## begin

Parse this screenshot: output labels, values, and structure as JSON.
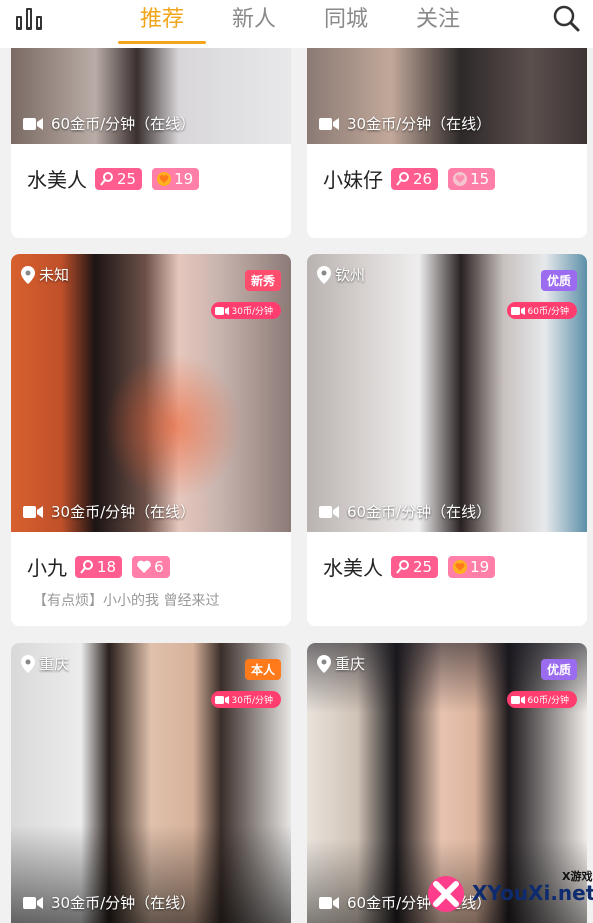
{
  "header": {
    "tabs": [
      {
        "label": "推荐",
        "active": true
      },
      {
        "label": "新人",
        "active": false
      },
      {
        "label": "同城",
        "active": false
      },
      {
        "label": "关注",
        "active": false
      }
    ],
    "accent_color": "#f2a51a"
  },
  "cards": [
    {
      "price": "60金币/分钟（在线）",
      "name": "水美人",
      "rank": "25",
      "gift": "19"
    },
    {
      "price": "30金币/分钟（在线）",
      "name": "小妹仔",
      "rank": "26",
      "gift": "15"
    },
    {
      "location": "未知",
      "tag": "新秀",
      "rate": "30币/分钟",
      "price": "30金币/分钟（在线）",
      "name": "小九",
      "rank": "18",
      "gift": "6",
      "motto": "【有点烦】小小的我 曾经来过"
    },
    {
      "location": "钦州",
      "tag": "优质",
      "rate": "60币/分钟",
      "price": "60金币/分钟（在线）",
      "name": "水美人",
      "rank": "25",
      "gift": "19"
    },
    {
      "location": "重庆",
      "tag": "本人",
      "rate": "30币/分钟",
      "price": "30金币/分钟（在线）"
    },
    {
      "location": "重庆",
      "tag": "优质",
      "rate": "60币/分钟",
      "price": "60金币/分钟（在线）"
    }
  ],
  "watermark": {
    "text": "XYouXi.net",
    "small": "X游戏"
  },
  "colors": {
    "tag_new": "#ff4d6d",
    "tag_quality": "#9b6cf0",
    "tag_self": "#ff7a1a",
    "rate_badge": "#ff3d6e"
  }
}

## end

» **Request**: Return all of the entries word for word, but omit the pictures.

» **The reply**:
Parse this screenshot: output labels, values, and structure as JSON.
{
  "header": {
    "tabs": [
      {
        "label": "推荐",
        "active": true
      },
      {
        "label": "新人",
        "active": false
      },
      {
        "label": "同城",
        "active": false
      },
      {
        "label": "关注",
        "active": false
      }
    ],
    "accent_color": "#f2a51a"
  },
  "cards": [
    {
      "price": "60金币/分钟（在线）",
      "name": "水美人",
      "rank": "25",
      "gift": "19"
    },
    {
      "price": "30金币/分钟（在线）",
      "name": "小妹仔",
      "rank": "26",
      "gift": "15"
    },
    {
      "location": "未知",
      "tag": "新秀",
      "rate": "30币/分钟",
      "price": "30金币/分钟（在线）",
      "name": "小九",
      "rank": "18",
      "gift": "6",
      "motto": "【有点烦】小小的我 曾经来过"
    },
    {
      "location": "钦州",
      "tag": "优质",
      "rate": "60币/分钟",
      "price": "60金币/分钟（在线）",
      "name": "水美人",
      "rank": "25",
      "gift": "19"
    },
    {
      "location": "重庆",
      "tag": "本人",
      "rate": "30币/分钟",
      "price": "30金币/分钟（在线）"
    },
    {
      "location": "重庆",
      "tag": "优质",
      "rate": "60币/分钟",
      "price": "60金币/分钟（在线）"
    }
  ],
  "watermark": {
    "text": "XYouXi.net",
    "small": "X游戏"
  },
  "colors": {
    "tag_new": "#ff4d6d",
    "tag_quality": "#9b6cf0",
    "tag_self": "#ff7a1a",
    "rate_badge": "#ff3d6e"
  }
}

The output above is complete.